● YOUR TASK:
Each entry below must be repeated word for word.

● GIVEN ENTRIES:

++++++++++

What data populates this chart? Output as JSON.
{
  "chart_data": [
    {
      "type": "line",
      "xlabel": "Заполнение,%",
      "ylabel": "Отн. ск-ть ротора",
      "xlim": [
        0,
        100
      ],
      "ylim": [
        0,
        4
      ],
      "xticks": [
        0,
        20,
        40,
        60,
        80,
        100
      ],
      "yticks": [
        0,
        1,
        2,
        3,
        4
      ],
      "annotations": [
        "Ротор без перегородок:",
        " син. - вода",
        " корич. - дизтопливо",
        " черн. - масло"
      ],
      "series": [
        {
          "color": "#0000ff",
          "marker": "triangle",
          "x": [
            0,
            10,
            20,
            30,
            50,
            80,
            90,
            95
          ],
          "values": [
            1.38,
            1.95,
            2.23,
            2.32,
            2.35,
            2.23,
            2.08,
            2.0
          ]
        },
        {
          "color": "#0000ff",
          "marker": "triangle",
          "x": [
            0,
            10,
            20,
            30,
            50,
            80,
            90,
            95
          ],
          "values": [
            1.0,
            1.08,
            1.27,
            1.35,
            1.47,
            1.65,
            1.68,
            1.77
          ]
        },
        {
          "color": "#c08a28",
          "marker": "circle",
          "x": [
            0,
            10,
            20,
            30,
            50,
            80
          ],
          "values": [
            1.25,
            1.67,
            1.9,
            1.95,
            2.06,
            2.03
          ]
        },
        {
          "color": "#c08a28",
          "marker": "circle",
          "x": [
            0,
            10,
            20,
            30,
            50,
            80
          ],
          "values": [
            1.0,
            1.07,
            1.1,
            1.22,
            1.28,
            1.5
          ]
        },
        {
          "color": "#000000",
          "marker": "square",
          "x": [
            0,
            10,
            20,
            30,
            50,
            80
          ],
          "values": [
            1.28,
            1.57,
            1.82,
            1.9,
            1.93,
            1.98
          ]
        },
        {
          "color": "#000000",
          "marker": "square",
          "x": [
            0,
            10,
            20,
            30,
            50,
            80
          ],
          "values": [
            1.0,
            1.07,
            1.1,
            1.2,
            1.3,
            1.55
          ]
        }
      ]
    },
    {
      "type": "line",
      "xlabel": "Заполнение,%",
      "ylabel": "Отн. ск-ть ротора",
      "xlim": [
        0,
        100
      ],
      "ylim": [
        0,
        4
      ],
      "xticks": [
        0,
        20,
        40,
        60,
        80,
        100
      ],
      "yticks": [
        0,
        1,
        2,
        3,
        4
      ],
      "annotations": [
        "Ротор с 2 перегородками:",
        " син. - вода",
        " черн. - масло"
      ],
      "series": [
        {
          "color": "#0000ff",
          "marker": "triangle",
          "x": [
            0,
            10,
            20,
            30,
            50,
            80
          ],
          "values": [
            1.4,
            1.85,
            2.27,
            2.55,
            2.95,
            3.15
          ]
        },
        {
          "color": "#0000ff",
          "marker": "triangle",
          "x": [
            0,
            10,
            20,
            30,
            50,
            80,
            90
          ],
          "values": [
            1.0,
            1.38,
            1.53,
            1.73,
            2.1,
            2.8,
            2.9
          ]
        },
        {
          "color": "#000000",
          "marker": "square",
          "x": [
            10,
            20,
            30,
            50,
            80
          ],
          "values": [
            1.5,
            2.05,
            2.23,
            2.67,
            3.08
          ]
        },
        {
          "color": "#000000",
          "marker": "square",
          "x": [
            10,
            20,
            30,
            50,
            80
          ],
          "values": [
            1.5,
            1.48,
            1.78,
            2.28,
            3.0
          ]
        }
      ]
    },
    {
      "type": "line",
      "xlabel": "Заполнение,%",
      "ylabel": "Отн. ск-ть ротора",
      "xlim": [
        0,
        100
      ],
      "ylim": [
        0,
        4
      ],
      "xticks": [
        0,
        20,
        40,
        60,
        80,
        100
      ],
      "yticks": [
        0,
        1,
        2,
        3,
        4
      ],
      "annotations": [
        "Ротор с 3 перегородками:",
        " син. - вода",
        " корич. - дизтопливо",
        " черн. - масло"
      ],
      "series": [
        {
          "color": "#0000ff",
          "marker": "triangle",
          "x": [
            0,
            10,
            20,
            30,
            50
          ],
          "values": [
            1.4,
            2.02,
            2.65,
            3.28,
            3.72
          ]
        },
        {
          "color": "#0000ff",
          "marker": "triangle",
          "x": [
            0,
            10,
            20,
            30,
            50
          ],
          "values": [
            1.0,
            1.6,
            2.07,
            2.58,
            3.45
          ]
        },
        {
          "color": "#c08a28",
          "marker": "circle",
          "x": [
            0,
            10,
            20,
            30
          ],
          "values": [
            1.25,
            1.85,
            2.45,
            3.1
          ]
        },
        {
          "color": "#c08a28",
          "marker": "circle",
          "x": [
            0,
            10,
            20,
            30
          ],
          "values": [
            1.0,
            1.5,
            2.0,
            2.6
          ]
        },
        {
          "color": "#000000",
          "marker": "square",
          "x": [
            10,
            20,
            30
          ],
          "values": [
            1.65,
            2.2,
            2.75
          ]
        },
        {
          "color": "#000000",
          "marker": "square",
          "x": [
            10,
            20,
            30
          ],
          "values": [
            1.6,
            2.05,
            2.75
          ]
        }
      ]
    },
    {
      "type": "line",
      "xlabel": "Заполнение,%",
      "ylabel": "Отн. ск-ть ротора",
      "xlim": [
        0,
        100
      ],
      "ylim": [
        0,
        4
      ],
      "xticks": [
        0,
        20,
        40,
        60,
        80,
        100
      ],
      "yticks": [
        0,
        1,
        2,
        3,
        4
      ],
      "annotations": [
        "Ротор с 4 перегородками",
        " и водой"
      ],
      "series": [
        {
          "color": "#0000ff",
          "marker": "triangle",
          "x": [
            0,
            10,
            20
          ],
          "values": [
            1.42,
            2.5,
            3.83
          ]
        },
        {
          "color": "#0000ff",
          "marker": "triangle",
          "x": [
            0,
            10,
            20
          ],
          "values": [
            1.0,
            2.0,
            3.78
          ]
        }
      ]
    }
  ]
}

++++++++++

● RESULT:
What data populates this chart? Output as JSON.
{
  "chart_data": [
    {
      "type": "line",
      "xlabel": "Заполнение,%",
      "ylabel": "Отн. ск-ть ротора",
      "xlim": [
        0,
        100
      ],
      "ylim": [
        0,
        4
      ],
      "xticks": [
        0,
        20,
        40,
        60,
        80,
        100
      ],
      "yticks": [
        0,
        1,
        2,
        3,
        4
      ],
      "annotations": [
        "Ротор без перегородок:",
        " син. - вода",
        " корич. - дизтопливо",
        " черн. - масло"
      ],
      "series": [
        {
          "color": "#0000ff",
          "marker": "triangle",
          "x": [
            0,
            10,
            20,
            30,
            50,
            80,
            90,
            95
          ],
          "values": [
            1.38,
            1.95,
            2.23,
            2.32,
            2.35,
            2.23,
            2.08,
            2.0
          ]
        },
        {
          "color": "#0000ff",
          "marker": "triangle",
          "x": [
            0,
            10,
            20,
            30,
            50,
            80,
            90,
            95
          ],
          "values": [
            1.0,
            1.08,
            1.27,
            1.35,
            1.47,
            1.65,
            1.68,
            1.77
          ]
        },
        {
          "color": "#c08a28",
          "marker": "circle",
          "x": [
            0,
            10,
            20,
            30,
            50,
            80
          ],
          "values": [
            1.25,
            1.67,
            1.9,
            1.95,
            2.06,
            2.03
          ]
        },
        {
          "color": "#c08a28",
          "marker": "circle",
          "x": [
            0,
            10,
            20,
            30,
            50,
            80
          ],
          "values": [
            1.0,
            1.07,
            1.1,
            1.22,
            1.28,
            1.5
          ]
        },
        {
          "color": "#000000",
          "marker": "square",
          "x": [
            0,
            10,
            20,
            30,
            50,
            80
          ],
          "values": [
            1.28,
            1.57,
            1.82,
            1.9,
            1.93,
            1.98
          ]
        },
        {
          "color": "#000000",
          "marker": "square",
          "x": [
            0,
            10,
            20,
            30,
            50,
            80
          ],
          "values": [
            1.0,
            1.07,
            1.1,
            1.2,
            1.3,
            1.55
          ]
        }
      ]
    },
    {
      "type": "line",
      "xlabel": "Заполнение,%",
      "ylabel": "Отн. ск-ть ротора",
      "xlim": [
        0,
        100
      ],
      "ylim": [
        0,
        4
      ],
      "xticks": [
        0,
        20,
        40,
        60,
        80,
        100
      ],
      "yticks": [
        0,
        1,
        2,
        3,
        4
      ],
      "annotations": [
        "Ротор с 2 перегородками:",
        " син. - вода",
        " черн. - масло"
      ],
      "series": [
        {
          "color": "#0000ff",
          "marker": "triangle",
          "x": [
            0,
            10,
            20,
            30,
            50,
            80
          ],
          "values": [
            1.4,
            1.85,
            2.27,
            2.55,
            2.95,
            3.15
          ]
        },
        {
          "color": "#0000ff",
          "marker": "triangle",
          "x": [
            0,
            10,
            20,
            30,
            50,
            80,
            90
          ],
          "values": [
            1.0,
            1.38,
            1.53,
            1.73,
            2.1,
            2.8,
            2.9
          ]
        },
        {
          "color": "#000000",
          "marker": "square",
          "x": [
            10,
            20,
            30,
            50,
            80
          ],
          "values": [
            1.5,
            2.05,
            2.23,
            2.67,
            3.08
          ]
        },
        {
          "color": "#000000",
          "marker": "square",
          "x": [
            10,
            20,
            30,
            50,
            80
          ],
          "values": [
            1.5,
            1.48,
            1.78,
            2.28,
            3.0
          ]
        }
      ]
    },
    {
      "type": "line",
      "xlabel": "Заполнение,%",
      "ylabel": "Отн. ск-ть ротора",
      "xlim": [
        0,
        100
      ],
      "ylim": [
        0,
        4
      ],
      "xticks": [
        0,
        20,
        40,
        60,
        80,
        100
      ],
      "yticks": [
        0,
        1,
        2,
        3,
        4
      ],
      "annotations": [
        "Ротор с 3 перегородками:",
        " син. - вода",
        " корич. - дизтопливо",
        " черн. - масло"
      ],
      "series": [
        {
          "color": "#0000ff",
          "marker": "triangle",
          "x": [
            0,
            10,
            20,
            30,
            50
          ],
          "values": [
            1.4,
            2.02,
            2.65,
            3.28,
            3.72
          ]
        },
        {
          "color": "#0000ff",
          "marker": "triangle",
          "x": [
            0,
            10,
            20,
            30,
            50
          ],
          "values": [
            1.0,
            1.6,
            2.07,
            2.58,
            3.45
          ]
        },
        {
          "color": "#c08a28",
          "marker": "circle",
          "x": [
            0,
            10,
            20,
            30
          ],
          "values": [
            1.25,
            1.85,
            2.45,
            3.1
          ]
        },
        {
          "color": "#c08a28",
          "marker": "circle",
          "x": [
            0,
            10,
            20,
            30
          ],
          "values": [
            1.0,
            1.5,
            2.0,
            2.6
          ]
        },
        {
          "color": "#000000",
          "marker": "square",
          "x": [
            10,
            20,
            30
          ],
          "values": [
            1.65,
            2.2,
            2.75
          ]
        },
        {
          "color": "#000000",
          "marker": "square",
          "x": [
            10,
            20,
            30
          ],
          "values": [
            1.6,
            2.05,
            2.75
          ]
        }
      ]
    },
    {
      "type": "line",
      "xlabel": "Заполнение,%",
      "ylabel": "Отн. ск-ть ротора",
      "xlim": [
        0,
        100
      ],
      "ylim": [
        0,
        4
      ],
      "xticks": [
        0,
        20,
        40,
        60,
        80,
        100
      ],
      "yticks": [
        0,
        1,
        2,
        3,
        4
      ],
      "annotations": [
        "Ротор с 4 перегородками",
        " и водой"
      ],
      "series": [
        {
          "color": "#0000ff",
          "marker": "triangle",
          "x": [
            0,
            10,
            20
          ],
          "values": [
            1.42,
            2.5,
            3.83
          ]
        },
        {
          "color": "#0000ff",
          "marker": "triangle",
          "x": [
            0,
            10,
            20
          ],
          "values": [
            1.0,
            2.0,
            3.78
          ]
        }
      ]
    }
  ]
}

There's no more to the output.